Entries with figure data
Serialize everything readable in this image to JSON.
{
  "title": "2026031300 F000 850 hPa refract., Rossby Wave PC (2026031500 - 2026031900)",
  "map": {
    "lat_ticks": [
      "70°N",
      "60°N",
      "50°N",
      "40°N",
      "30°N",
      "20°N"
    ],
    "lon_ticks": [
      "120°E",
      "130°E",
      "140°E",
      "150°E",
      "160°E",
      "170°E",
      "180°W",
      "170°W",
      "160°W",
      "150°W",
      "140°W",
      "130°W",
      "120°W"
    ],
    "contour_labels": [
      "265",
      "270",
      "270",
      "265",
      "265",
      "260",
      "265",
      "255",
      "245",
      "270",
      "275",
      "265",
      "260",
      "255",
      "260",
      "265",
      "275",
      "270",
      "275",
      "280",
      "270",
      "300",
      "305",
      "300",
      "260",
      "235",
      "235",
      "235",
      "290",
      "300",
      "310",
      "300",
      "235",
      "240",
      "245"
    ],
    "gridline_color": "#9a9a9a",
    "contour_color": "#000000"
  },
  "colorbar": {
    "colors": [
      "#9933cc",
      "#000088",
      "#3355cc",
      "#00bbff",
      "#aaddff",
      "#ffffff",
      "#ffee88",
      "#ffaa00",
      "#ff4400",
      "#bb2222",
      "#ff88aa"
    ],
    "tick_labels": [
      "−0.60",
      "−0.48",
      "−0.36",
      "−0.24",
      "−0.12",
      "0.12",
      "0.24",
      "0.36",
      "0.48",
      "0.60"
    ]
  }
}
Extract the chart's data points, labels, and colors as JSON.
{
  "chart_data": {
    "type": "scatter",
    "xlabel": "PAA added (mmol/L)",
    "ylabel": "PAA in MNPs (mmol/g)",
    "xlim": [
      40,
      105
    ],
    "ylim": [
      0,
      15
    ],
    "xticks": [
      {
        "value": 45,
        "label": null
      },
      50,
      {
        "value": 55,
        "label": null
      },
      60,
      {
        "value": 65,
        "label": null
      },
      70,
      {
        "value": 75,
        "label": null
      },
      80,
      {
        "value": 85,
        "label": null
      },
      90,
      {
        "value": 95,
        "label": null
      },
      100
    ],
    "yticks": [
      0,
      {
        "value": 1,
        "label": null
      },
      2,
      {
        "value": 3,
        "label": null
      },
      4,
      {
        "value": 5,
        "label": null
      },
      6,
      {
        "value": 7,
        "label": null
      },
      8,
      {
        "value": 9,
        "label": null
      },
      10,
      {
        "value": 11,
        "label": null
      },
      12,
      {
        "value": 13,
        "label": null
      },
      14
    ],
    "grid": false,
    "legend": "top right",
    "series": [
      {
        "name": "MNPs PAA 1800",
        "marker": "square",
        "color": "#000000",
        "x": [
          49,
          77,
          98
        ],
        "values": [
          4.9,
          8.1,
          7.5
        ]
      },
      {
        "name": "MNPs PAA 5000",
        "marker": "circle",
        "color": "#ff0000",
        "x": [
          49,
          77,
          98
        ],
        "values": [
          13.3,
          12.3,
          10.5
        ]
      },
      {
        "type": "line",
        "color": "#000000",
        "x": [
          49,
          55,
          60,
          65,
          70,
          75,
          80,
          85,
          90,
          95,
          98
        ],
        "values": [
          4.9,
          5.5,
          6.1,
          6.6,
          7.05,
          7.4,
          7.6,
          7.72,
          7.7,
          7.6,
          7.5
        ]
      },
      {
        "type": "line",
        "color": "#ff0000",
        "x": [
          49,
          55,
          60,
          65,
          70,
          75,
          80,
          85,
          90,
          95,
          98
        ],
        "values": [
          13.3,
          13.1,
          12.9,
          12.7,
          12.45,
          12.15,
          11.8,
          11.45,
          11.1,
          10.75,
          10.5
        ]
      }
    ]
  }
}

### Short problem
Exactly reproduce all of the entries above.

### Task answer
Serialize everything readable in this image to JSON.
{
  "title": "2026031300 F000 850 hPa refract., Rossby Wave PC (2026031500 - 2026031900)",
  "map": {
    "lat_ticks": [
      "70°N",
      "60°N",
      "50°N",
      "40°N",
      "30°N",
      "20°N"
    ],
    "lon_ticks": [
      "120°E",
      "130°E",
      "140°E",
      "150°E",
      "160°E",
      "170°E",
      "180°W",
      "170°W",
      "160°W",
      "150°W",
      "140°W",
      "130°W",
      "120°W"
    ],
    "contour_labels": [
      "265",
      "270",
      "270",
      "265",
      "265",
      "260",
      "265",
      "255",
      "245",
      "270",
      "275",
      "265",
      "260",
      "255",
      "260",
      "265",
      "275",
      "270",
      "275",
      "280",
      "270",
      "300",
      "305",
      "300",
      "260",
      "235",
      "235",
      "235",
      "290",
      "300",
      "310",
      "300",
      "235",
      "240",
      "245"
    ],
    "gridline_color": "#9a9a9a",
    "contour_color": "#000000"
  },
  "colorbar": {
    "colors": [
      "#9933cc",
      "#000088",
      "#3355cc",
      "#00bbff",
      "#aaddff",
      "#ffffff",
      "#ffee88",
      "#ffaa00",
      "#ff4400",
      "#bb2222",
      "#ff88aa"
    ],
    "tick_labels": [
      "−0.60",
      "−0.48",
      "−0.36",
      "−0.24",
      "−0.12",
      "0.12",
      "0.24",
      "0.36",
      "0.48",
      "0.60"
    ]
  }
}
Extract the chart's data points, labels, and colors as JSON.
{
  "chart_data": {
    "type": "scatter",
    "xlabel": "PAA added (mmol/L)",
    "ylabel": "PAA in MNPs (mmol/g)",
    "xlim": [
      40,
      105
    ],
    "ylim": [
      0,
      15
    ],
    "xticks": [
      {
        "value": 45,
        "label": null
      },
      50,
      {
        "value": 55,
        "label": null
      },
      60,
      {
        "value": 65,
        "label": null
      },
      70,
      {
        "value": 75,
        "label": null
      },
      80,
      {
        "value": 85,
        "label": null
      },
      90,
      {
        "value": 95,
        "label": null
      },
      100
    ],
    "yticks": [
      0,
      {
        "value": 1,
        "label": null
      },
      2,
      {
        "value": 3,
        "label": null
      },
      4,
      {
        "value": 5,
        "label": null
      },
      6,
      {
        "value": 7,
        "label": null
      },
      8,
      {
        "value": 9,
        "label": null
      },
      10,
      {
        "value": 11,
        "label": null
      },
      12,
      {
        "value": 13,
        "label": null
      },
      14
    ],
    "grid": false,
    "legend": "top right",
    "series": [
      {
        "name": "MNPs PAA 1800",
        "marker": "square",
        "color": "#000000",
        "x": [
          49,
          77,
          98
        ],
        "values": [
          4.9,
          8.1,
          7.5
        ]
      },
      {
        "name": "MNPs PAA 5000",
        "marker": "circle",
        "color": "#ff0000",
        "x": [
          49,
          77,
          98
        ],
        "values": [
          13.3,
          12.3,
          10.5
        ]
      },
      {
        "type": "line",
        "color": "#000000",
        "x": [
          49,
          55,
          60,
          65,
          70,
          75,
          80,
          85,
          90,
          95,
          98
        ],
        "values": [
          4.9,
          5.5,
          6.1,
          6.6,
          7.05,
          7.4,
          7.6,
          7.72,
          7.7,
          7.6,
          7.5
        ]
      },
      {
        "type": "line",
        "color": "#ff0000",
        "x": [
          49,
          55,
          60,
          65,
          70,
          75,
          80,
          85,
          90,
          95,
          98
        ],
        "values": [
          13.3,
          13.1,
          12.9,
          12.7,
          12.45,
          12.15,
          11.8,
          11.45,
          11.1,
          10.75,
          10.5
        ]
      }
    ]
  }
}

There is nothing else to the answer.